(MATERIAL SUPPLIED):
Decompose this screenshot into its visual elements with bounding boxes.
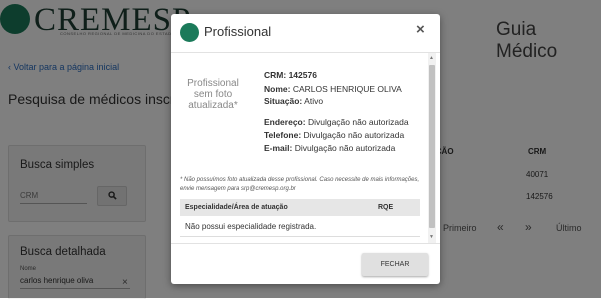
modal-scrollbar[interactable]: ▲ ▼ <box>428 53 436 243</box>
phone-value: Divulgação não autorizada <box>303 130 405 140</box>
professional-modal: Profissional × Profissional sem foto atu… <box>171 14 440 284</box>
rqe-column-header: RQE <box>378 204 394 211</box>
table-row: Não possui especialidade registrada. <box>180 216 420 237</box>
no-photo-placeholder: Profissional sem foto atualizada* <box>187 78 239 111</box>
email-label: E-mail: <box>264 143 293 153</box>
address-row: Endereço: Divulgação não autorizada <box>264 117 409 127</box>
status-row: Situação: Ativo <box>264 96 323 106</box>
modal-body: Profissional sem foto atualizada* CRM: 1… <box>171 53 440 243</box>
specialty-column-header: Especialidade/Área de atuação <box>185 204 288 211</box>
modal-header: Profissional × <box>171 14 440 53</box>
name-label: Nome: <box>264 84 291 94</box>
phone-row: Telefone: Divulgação não autorizada <box>264 130 404 140</box>
address-label: Endereço: <box>264 117 306 127</box>
photo-note: * Não possuímos foto atualizada desse pr… <box>180 177 420 192</box>
close-button[interactable]: FECHAR <box>362 253 428 276</box>
scroll-thumb[interactable] <box>429 65 435 228</box>
phone-label: Telefone: <box>264 130 302 140</box>
close-icon[interactable]: × <box>416 21 425 38</box>
crm-label: CRM: <box>264 70 287 80</box>
scroll-down-icon[interactable]: ▼ <box>429 234 434 240</box>
specialty-table-header: Especialidade/Área de atuação RQE <box>180 199 420 216</box>
crm-value: 142576 <box>288 70 317 80</box>
modal-title: Profissional <box>204 24 272 39</box>
email-value: Divulgação não autorizada <box>294 143 396 153</box>
specialty-empty-message: Não possui especialidade registrada. <box>185 222 317 231</box>
scroll-up-icon[interactable]: ▲ <box>429 55 434 61</box>
email-row: E-mail: Divulgação não autorizada <box>264 143 395 153</box>
status-value: Ativo <box>304 96 324 106</box>
name-value: CARLOS HENRIQUE OLIVA <box>292 84 402 94</box>
cremesp-icon <box>180 23 199 42</box>
status-label: Situação: <box>264 96 303 106</box>
name-row: Nome: CARLOS HENRIQUE OLIVA <box>264 84 402 94</box>
crm-row: CRM: 142576 <box>264 70 317 80</box>
address-value: Divulgação não autorizada <box>307 117 409 127</box>
modal-footer: FECHAR <box>171 243 440 285</box>
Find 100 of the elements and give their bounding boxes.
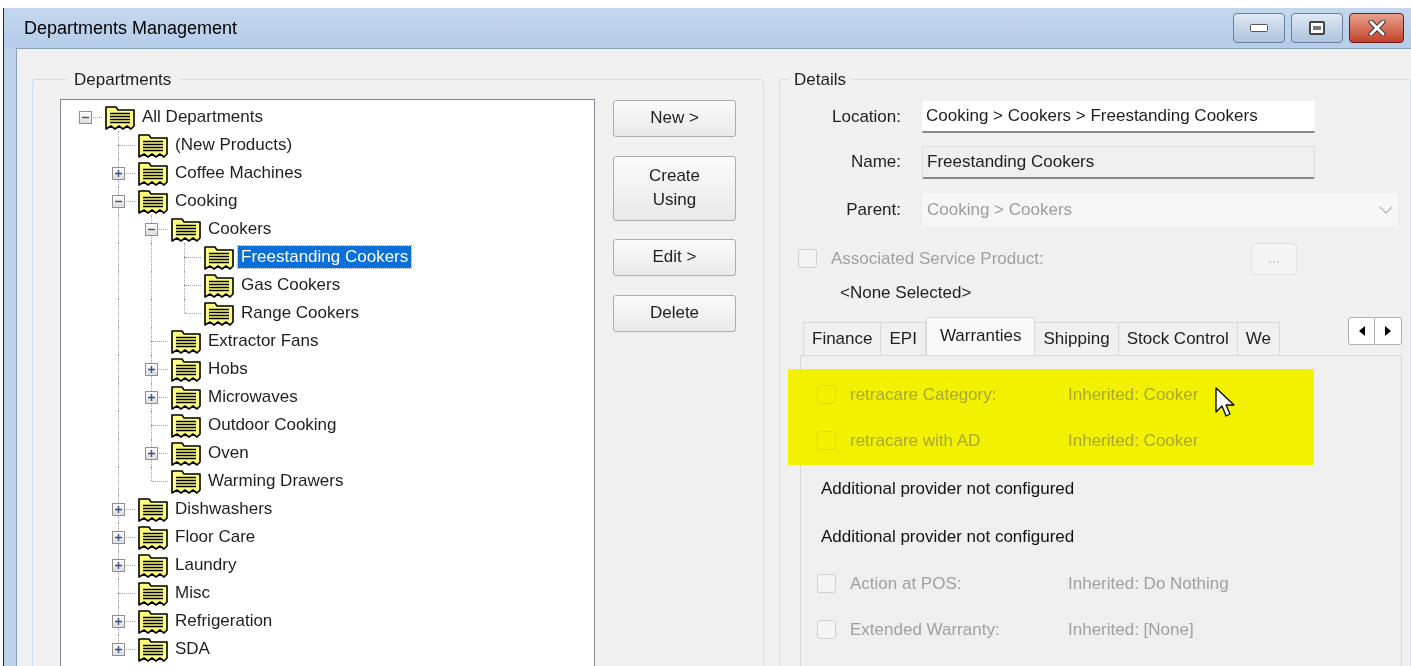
expand-button[interactable] bbox=[112, 558, 125, 572]
plus-icon bbox=[148, 365, 155, 373]
folder-icon bbox=[204, 243, 234, 270]
group-title: Departments bbox=[73, 69, 173, 91]
folder-icon bbox=[138, 187, 168, 214]
folder-icon bbox=[171, 467, 201, 494]
tree-item[interactable]: Coffee Machines bbox=[172, 161, 306, 184]
action-button[interactable]: Create Using bbox=[613, 155, 736, 221]
checkbox-label: Extended Warranty: bbox=[850, 618, 1001, 641]
folder-icon bbox=[138, 551, 168, 578]
folder-icon bbox=[138, 495, 168, 522]
folder-icon bbox=[138, 635, 168, 662]
plus-icon bbox=[115, 617, 122, 625]
tree-item[interactable]: Cooking bbox=[172, 189, 241, 212]
tree-item[interactable]: Misc bbox=[172, 581, 213, 604]
field-label: Location: bbox=[831, 105, 901, 128]
folder-icon bbox=[138, 131, 168, 158]
collapse-button[interactable] bbox=[79, 110, 92, 124]
tree-item[interactable]: Extractor Fans bbox=[205, 329, 322, 352]
folder-icon bbox=[171, 383, 201, 410]
checkbox-label: Action at POS: bbox=[850, 572, 963, 595]
tree-item[interactable]: Cookers bbox=[205, 217, 275, 240]
info-text: Additional provider not configured bbox=[821, 477, 1075, 500]
tab[interactable]: Finance bbox=[803, 321, 882, 355]
plus-icon bbox=[115, 505, 122, 513]
folder-icon bbox=[138, 523, 168, 550]
tree-item[interactable]: Oven bbox=[205, 441, 252, 464]
expand-button[interactable] bbox=[145, 362, 158, 376]
tree-item[interactable]: Floor Care bbox=[172, 525, 259, 548]
folder-icon bbox=[171, 327, 201, 354]
window-title: Departments Management bbox=[24, 16, 238, 40]
tree-item[interactable]: Hobs bbox=[205, 357, 251, 380]
text-field[interactable]: Freestanding Cookers bbox=[922, 145, 1315, 179]
folder-icon bbox=[171, 411, 201, 438]
maximize-icon bbox=[1309, 21, 1325, 35]
tree-item[interactable]: Laundry bbox=[172, 553, 240, 576]
minimize-icon bbox=[1250, 24, 1268, 32]
maximize-button[interactable] bbox=[1291, 13, 1343, 43]
plus-icon bbox=[115, 645, 122, 653]
chevron-down-icon bbox=[1379, 205, 1393, 214]
inherited-value: Inherited: Cooker bbox=[1068, 429, 1199, 452]
action-button[interactable]: New > bbox=[613, 99, 736, 137]
group-title: Details bbox=[793, 69, 847, 91]
tree-item[interactable]: Warming Drawers bbox=[205, 469, 347, 492]
close-icon bbox=[1367, 20, 1386, 36]
tree-item[interactable]: (New Products) bbox=[172, 133, 296, 156]
left-arrow-icon bbox=[1358, 325, 1365, 336]
folder-icon bbox=[138, 607, 168, 634]
checkbox-label: retracare with AD bbox=[850, 429, 982, 452]
field-label: Name: bbox=[849, 151, 901, 174]
folder-icon bbox=[171, 215, 201, 242]
folder-icon bbox=[171, 355, 201, 382]
plus-icon bbox=[115, 561, 122, 569]
plus-icon bbox=[148, 393, 155, 401]
dropdown-value: Cooking > Cookers bbox=[927, 198, 1074, 221]
tree-item[interactable]: Outdoor Cooking bbox=[205, 413, 340, 436]
tree-item[interactable]: All Departments bbox=[139, 105, 266, 128]
tab[interactable]: Warranties bbox=[925, 316, 1036, 355]
expand-button[interactable] bbox=[145, 446, 158, 460]
checkbox-label: retracare Category: bbox=[850, 383, 998, 406]
expand-button[interactable] bbox=[112, 166, 125, 180]
tab[interactable]: Shipping bbox=[1035, 321, 1119, 355]
tree-item[interactable]: Range Cookers bbox=[238, 301, 363, 324]
expand-button[interactable] bbox=[112, 642, 125, 656]
selection-text: <None Selected> bbox=[840, 281, 972, 304]
inherited-value: Inherited: Cooker bbox=[1068, 383, 1199, 406]
minimize-button[interactable] bbox=[1233, 13, 1285, 43]
tree-item[interactable]: Refrigeration bbox=[172, 609, 276, 632]
tree-item[interactable]: Gas Cookers bbox=[238, 273, 344, 296]
scroll-right-button[interactable] bbox=[1375, 316, 1402, 345]
folder-icon bbox=[138, 579, 168, 606]
plus-icon bbox=[115, 533, 122, 541]
folder-icon bbox=[105, 103, 135, 130]
tab[interactable]: We bbox=[1237, 321, 1280, 355]
folder-icon bbox=[171, 439, 201, 466]
scroll-left-button[interactable] bbox=[1348, 316, 1375, 345]
plus-icon bbox=[148, 449, 155, 457]
tab[interactable]: EPI bbox=[881, 321, 926, 355]
text-field[interactable]: Cooking > Cookers > Freestanding Cookers bbox=[922, 100, 1315, 133]
info-text: Additional provider not configured bbox=[821, 525, 1075, 548]
tree-item[interactable]: Dishwashers bbox=[172, 497, 276, 520]
collapse-button[interactable] bbox=[145, 222, 158, 236]
tree-item[interactable]: Microwaves bbox=[205, 385, 301, 408]
tree-item[interactable]: Freestanding Cookers bbox=[238, 245, 412, 268]
expand-button[interactable] bbox=[112, 614, 125, 628]
expand-button[interactable] bbox=[145, 390, 158, 404]
checkbox-label: Associated Service Product: bbox=[831, 247, 1045, 270]
tree-item[interactable]: SDA bbox=[172, 637, 213, 660]
tab[interactable]: Stock Control bbox=[1118, 321, 1238, 355]
action-button[interactable]: Edit > bbox=[613, 238, 736, 276]
inherited-value: Inherited: Do Nothing bbox=[1068, 572, 1229, 595]
collapse-button[interactable] bbox=[112, 194, 125, 208]
folder-icon bbox=[204, 271, 234, 298]
expand-button[interactable] bbox=[112, 530, 125, 544]
inherited-value: Inherited: [None] bbox=[1068, 618, 1194, 641]
field-label: Parent: bbox=[845, 198, 901, 221]
right-arrow-icon bbox=[1385, 325, 1391, 336]
close-button[interactable] bbox=[1349, 13, 1404, 43]
action-button[interactable]: Delete bbox=[613, 294, 736, 332]
expand-button[interactable] bbox=[112, 502, 125, 516]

(DO THIS): Turn the records, starting with the line that contains "expand-button[interactable] bbox=[112, 558, 125, 572]" and going on through the line that contains "tree-item[interactable]: Cookers bbox=[205, 217, 275, 240]", into a Markdown table. Use the columns Row and Entry, number each row, and leave out blank lines.

(EXERCISE RESPONSE):
| Row | Entry |
|---|---|
| 1 | expand-button[interactable] bbox=[112, 558, 125, 572] |
| 2 | plus-icon bbox=[148, 365, 155, 373] |
| 3 | folder-icon bbox=[204, 243, 234, 270] |
| 4 | group-title: Departments bbox=[73, 69, 173, 91] |
| 5 | folder-icon bbox=[138, 187, 168, 214] |
| 6 | folder-icon bbox=[171, 467, 201, 494] |
| 7 | tree-item[interactable]: Coffee Machines bbox=[172, 161, 306, 184] |
| 8 | action-button[interactable]: Create Using bbox=[613, 155, 736, 221] |
| 9 | checkbox-label: Extended Warranty: bbox=[850, 618, 1001, 641] |
| 10 | folder-icon bbox=[138, 551, 168, 578] |
| 11 | folder-icon bbox=[138, 495, 168, 522] |
| 12 | folder-icon bbox=[138, 635, 168, 662] |
| 13 | plus-icon bbox=[115, 617, 122, 625] |
| 14 | tree-item[interactable]: Cooking bbox=[172, 189, 241, 212] |
| 15 | tree-item[interactable]: Misc bbox=[172, 581, 213, 604] |
| 16 | field-label: Location: bbox=[831, 105, 901, 128] |
| 17 | folder-icon bbox=[138, 131, 168, 158] |
| 18 | collapse-button[interactable] bbox=[79, 110, 92, 124] |
| 19 | tree-item[interactable]: Extractor Fans bbox=[205, 329, 322, 352] |
| 20 | folder-icon bbox=[171, 383, 201, 410] |
| 21 | checkbox-label: Action at POS: bbox=[850, 572, 963, 595] |
| 22 | tree-item[interactable]: Cookers bbox=[205, 217, 275, 240] |